EXERCISE PROMPT: Please report every line of the items below that contains the string "send". Case counts.

Element and region listings:
═══

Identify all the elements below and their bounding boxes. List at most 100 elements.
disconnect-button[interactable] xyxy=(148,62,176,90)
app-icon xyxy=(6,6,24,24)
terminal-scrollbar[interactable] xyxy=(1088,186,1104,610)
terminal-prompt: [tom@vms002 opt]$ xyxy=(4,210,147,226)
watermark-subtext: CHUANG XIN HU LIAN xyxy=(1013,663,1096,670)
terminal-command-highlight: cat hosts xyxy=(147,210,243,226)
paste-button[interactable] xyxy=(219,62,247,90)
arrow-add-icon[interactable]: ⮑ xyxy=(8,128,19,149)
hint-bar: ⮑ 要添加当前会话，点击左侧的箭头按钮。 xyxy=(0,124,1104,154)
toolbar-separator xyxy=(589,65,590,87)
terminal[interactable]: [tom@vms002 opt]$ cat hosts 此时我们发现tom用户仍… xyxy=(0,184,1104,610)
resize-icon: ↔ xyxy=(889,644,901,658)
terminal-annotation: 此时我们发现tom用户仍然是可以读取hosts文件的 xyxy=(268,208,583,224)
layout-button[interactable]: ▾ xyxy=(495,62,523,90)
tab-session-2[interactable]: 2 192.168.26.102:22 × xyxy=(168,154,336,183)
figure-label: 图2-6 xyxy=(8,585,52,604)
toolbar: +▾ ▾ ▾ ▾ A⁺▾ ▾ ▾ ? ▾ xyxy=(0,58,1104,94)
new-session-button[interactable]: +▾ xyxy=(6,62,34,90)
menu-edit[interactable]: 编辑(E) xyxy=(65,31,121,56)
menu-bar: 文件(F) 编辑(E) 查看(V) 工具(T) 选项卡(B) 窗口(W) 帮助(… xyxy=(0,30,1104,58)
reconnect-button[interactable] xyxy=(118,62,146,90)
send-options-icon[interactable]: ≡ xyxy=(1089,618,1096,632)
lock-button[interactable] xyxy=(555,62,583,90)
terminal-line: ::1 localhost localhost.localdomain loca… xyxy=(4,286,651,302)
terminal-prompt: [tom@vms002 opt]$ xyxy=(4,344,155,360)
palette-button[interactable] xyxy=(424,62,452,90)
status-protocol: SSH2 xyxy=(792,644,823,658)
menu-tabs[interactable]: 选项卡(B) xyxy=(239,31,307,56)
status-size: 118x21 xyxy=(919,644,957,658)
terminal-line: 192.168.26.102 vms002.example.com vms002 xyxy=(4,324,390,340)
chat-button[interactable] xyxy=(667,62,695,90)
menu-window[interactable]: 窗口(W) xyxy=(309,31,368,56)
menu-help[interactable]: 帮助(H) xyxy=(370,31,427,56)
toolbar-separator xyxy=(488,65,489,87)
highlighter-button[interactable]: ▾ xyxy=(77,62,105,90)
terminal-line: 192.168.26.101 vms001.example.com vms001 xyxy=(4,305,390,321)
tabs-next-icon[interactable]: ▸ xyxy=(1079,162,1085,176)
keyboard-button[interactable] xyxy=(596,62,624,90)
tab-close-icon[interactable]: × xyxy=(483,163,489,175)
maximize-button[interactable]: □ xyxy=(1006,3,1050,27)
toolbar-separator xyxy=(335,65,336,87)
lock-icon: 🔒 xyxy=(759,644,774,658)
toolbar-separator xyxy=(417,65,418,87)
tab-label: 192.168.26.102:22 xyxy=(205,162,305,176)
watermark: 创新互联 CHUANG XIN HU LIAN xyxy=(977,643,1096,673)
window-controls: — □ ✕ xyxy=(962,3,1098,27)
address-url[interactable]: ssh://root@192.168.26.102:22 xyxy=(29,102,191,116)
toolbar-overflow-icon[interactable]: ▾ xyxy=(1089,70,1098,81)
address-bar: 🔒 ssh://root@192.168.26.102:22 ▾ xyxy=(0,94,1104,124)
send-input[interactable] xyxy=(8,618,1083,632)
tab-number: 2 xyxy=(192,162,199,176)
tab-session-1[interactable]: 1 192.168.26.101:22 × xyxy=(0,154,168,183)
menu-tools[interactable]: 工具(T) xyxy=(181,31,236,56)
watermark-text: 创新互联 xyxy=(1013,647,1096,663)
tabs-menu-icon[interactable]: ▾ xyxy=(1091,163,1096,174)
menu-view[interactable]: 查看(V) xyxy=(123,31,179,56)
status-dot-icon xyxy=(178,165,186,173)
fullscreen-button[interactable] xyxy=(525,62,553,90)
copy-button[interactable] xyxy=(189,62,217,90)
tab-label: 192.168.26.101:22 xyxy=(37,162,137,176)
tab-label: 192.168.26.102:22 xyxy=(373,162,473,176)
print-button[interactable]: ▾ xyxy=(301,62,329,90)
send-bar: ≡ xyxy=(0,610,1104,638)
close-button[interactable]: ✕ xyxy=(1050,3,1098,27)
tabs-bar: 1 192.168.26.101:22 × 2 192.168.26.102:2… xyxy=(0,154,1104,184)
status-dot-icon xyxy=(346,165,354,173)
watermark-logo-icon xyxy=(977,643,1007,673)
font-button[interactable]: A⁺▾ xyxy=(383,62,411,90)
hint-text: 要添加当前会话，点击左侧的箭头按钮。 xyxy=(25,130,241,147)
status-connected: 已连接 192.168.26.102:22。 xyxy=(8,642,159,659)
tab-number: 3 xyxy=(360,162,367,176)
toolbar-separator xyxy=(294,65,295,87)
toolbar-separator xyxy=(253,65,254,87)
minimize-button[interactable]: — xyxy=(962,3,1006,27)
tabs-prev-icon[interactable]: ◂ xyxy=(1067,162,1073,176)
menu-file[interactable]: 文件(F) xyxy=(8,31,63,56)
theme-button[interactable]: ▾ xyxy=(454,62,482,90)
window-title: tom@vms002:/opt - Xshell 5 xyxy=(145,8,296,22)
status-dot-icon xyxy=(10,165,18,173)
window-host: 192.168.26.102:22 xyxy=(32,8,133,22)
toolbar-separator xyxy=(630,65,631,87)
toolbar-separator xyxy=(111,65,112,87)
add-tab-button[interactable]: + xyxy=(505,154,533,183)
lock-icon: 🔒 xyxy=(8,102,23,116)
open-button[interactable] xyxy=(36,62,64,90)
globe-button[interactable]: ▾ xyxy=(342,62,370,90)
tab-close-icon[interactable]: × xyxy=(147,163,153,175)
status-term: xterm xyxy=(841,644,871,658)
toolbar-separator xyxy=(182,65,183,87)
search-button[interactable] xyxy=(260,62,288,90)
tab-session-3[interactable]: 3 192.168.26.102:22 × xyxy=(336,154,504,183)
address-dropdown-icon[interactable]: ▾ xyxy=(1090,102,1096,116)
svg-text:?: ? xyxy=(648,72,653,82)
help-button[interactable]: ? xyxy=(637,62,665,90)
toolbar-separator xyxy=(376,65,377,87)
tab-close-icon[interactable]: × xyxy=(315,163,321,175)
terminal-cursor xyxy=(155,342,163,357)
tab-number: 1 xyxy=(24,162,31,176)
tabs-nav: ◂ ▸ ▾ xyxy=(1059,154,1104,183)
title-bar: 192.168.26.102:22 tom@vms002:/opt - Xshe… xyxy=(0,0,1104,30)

═══

FULL ANSWER:
send-options-icon[interactable]: ≡ xyxy=(1089,618,1096,632)
send-input[interactable] xyxy=(8,618,1083,632)
send-bar: ≡ xyxy=(0,610,1104,638)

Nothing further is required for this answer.